■ TASK REQUIREMENTS
Omit any picture, and return the remaining data exactly as written.

■ AVAILABLE DATA
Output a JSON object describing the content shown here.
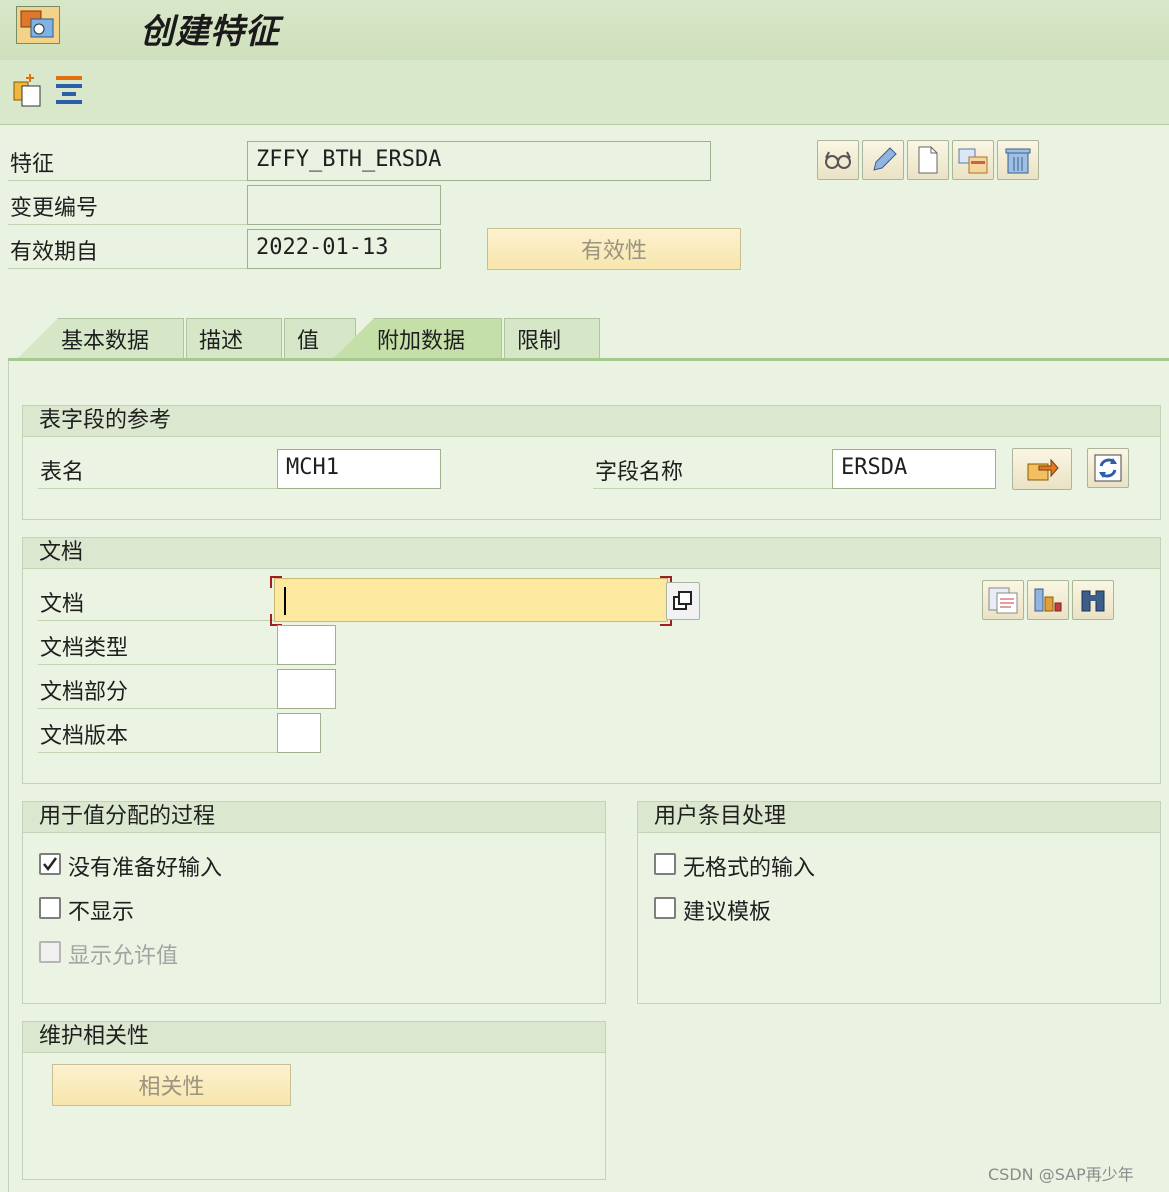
{
  "window": {
    "title": "创建特征"
  },
  "header": {
    "characteristic_label": "特征",
    "characteristic_value": "ZFFY_BTH_ERSDA",
    "change_number_label": "变更编号",
    "change_number_value": "",
    "valid_from_label": "有效期自",
    "valid_from_value": "2022-01-13",
    "validity_button": "有效性"
  },
  "tabs": [
    {
      "label": "基本数据"
    },
    {
      "label": "描述"
    },
    {
      "label": "值"
    },
    {
      "label": "附加数据"
    },
    {
      "label": "限制"
    }
  ],
  "table_ref": {
    "title": "表字段的参考",
    "table_label": "表名",
    "table_value": "MCH1",
    "field_label": "字段名称",
    "field_value": "ERSDA"
  },
  "document": {
    "title": "文档",
    "doc_label": "文档",
    "doc_value": "",
    "doc_type_label": "文档类型",
    "doc_part_label": "文档部分",
    "doc_version_label": "文档版本"
  },
  "value_assignment": {
    "title": "用于值分配的过程",
    "not_ready_label": "没有准备好输入",
    "not_ready_checked": true,
    "no_display_label": "不显示",
    "show_allowed_label": "显示允许值"
  },
  "user_entry": {
    "title": "用户条目处理",
    "unformatted_label": "无格式的输入",
    "template_label": "建议模板"
  },
  "dependencies": {
    "title": "维护相关性",
    "button": "相关性"
  },
  "watermark": "CSDN @SAP再少年"
}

■ SOLUTION TO THE EXERCISE
Output a JSON object describing the content shown here.
{
  "window": {
    "title": "创建特征"
  },
  "header": {
    "characteristic_label": "特征",
    "characteristic_value": "ZFFY_BTH_ERSDA",
    "change_number_label": "变更编号",
    "change_number_value": "",
    "valid_from_label": "有效期自",
    "valid_from_value": "2022-01-13",
    "validity_button": "有效性"
  },
  "tabs": [
    {
      "label": "基本数据"
    },
    {
      "label": "描述"
    },
    {
      "label": "值"
    },
    {
      "label": "附加数据"
    },
    {
      "label": "限制"
    }
  ],
  "table_ref": {
    "title": "表字段的参考",
    "table_label": "表名",
    "table_value": "MCH1",
    "field_label": "字段名称",
    "field_value": "ERSDA"
  },
  "document": {
    "title": "文档",
    "doc_label": "文档",
    "doc_value": "",
    "doc_type_label": "文档类型",
    "doc_part_label": "文档部分",
    "doc_version_label": "文档版本"
  },
  "value_assignment": {
    "title": "用于值分配的过程",
    "not_ready_label": "没有准备好输入",
    "not_ready_checked": true,
    "no_display_label": "不显示",
    "show_allowed_label": "显示允许值"
  },
  "user_entry": {
    "title": "用户条目处理",
    "unformatted_label": "无格式的输入",
    "template_label": "建议模板"
  },
  "dependencies": {
    "title": "维护相关性",
    "button": "相关性"
  },
  "watermark": "CSDN @SAP再少年"
}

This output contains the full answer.